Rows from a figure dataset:
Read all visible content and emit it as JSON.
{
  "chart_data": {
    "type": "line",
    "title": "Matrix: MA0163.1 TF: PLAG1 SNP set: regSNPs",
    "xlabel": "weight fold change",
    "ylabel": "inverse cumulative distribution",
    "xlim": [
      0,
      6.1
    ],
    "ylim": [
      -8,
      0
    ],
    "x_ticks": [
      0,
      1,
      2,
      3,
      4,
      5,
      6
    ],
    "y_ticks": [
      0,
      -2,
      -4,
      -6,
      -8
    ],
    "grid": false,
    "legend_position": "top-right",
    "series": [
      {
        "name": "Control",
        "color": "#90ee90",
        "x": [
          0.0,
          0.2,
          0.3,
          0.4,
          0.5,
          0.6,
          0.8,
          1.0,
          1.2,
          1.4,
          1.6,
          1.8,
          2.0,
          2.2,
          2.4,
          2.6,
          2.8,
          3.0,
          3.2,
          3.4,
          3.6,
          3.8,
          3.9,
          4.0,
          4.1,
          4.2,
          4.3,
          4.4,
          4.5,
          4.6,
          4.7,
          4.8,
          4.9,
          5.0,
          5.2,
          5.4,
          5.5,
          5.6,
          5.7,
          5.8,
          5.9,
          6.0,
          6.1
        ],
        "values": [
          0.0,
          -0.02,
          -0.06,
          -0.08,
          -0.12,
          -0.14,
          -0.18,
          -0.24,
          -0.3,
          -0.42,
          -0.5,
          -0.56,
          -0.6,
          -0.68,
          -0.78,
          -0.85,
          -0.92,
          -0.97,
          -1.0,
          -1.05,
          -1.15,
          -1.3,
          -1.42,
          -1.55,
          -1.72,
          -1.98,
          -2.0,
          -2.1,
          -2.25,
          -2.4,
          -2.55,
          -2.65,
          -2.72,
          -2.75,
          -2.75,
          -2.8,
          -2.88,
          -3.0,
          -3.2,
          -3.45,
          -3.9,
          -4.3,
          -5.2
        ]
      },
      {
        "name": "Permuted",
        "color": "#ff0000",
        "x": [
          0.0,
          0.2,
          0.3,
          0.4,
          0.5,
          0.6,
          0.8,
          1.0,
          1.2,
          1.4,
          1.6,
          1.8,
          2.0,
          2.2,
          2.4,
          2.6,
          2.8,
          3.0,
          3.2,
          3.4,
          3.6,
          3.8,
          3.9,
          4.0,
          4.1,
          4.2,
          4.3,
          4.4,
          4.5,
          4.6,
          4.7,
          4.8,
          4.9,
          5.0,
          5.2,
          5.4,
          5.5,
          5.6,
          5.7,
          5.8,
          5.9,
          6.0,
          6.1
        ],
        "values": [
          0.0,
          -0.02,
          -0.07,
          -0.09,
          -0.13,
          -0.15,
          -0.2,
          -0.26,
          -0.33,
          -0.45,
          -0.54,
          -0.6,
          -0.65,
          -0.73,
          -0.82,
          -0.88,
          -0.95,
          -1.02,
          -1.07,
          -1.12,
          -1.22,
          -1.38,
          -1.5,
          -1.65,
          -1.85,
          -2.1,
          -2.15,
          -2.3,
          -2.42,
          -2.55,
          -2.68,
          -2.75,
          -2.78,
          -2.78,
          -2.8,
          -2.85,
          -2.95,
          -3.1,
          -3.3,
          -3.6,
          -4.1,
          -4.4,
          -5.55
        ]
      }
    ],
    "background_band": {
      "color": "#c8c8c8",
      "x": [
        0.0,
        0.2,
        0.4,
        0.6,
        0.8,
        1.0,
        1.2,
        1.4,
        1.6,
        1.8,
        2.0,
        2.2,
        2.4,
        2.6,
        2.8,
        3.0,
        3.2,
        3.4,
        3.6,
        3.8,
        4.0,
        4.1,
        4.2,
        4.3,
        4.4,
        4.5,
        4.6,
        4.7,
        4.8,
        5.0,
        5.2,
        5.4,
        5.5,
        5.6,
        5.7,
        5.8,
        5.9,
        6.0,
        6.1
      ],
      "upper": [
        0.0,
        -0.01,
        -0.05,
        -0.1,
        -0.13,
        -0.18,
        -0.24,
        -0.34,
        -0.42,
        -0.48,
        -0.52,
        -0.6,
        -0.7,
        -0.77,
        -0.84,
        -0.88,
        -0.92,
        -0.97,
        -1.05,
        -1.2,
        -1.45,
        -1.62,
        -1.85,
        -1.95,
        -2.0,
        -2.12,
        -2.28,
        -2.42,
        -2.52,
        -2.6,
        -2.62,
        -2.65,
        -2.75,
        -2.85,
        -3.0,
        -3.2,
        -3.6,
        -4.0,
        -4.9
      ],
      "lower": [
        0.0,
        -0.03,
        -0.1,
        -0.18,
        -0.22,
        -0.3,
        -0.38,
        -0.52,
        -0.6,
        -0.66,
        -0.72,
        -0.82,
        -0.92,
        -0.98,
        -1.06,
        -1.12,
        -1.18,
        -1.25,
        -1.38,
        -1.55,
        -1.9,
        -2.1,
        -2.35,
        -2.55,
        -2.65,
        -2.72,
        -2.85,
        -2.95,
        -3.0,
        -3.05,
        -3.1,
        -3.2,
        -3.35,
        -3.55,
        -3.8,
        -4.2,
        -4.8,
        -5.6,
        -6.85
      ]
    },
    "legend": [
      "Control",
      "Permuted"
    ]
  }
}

→ **DESCRIPTION OF THE TASK**: Report how many lines of the entries hold the word "color". Nothing else is needed.

→ **EXERCISE ANSWER**: 3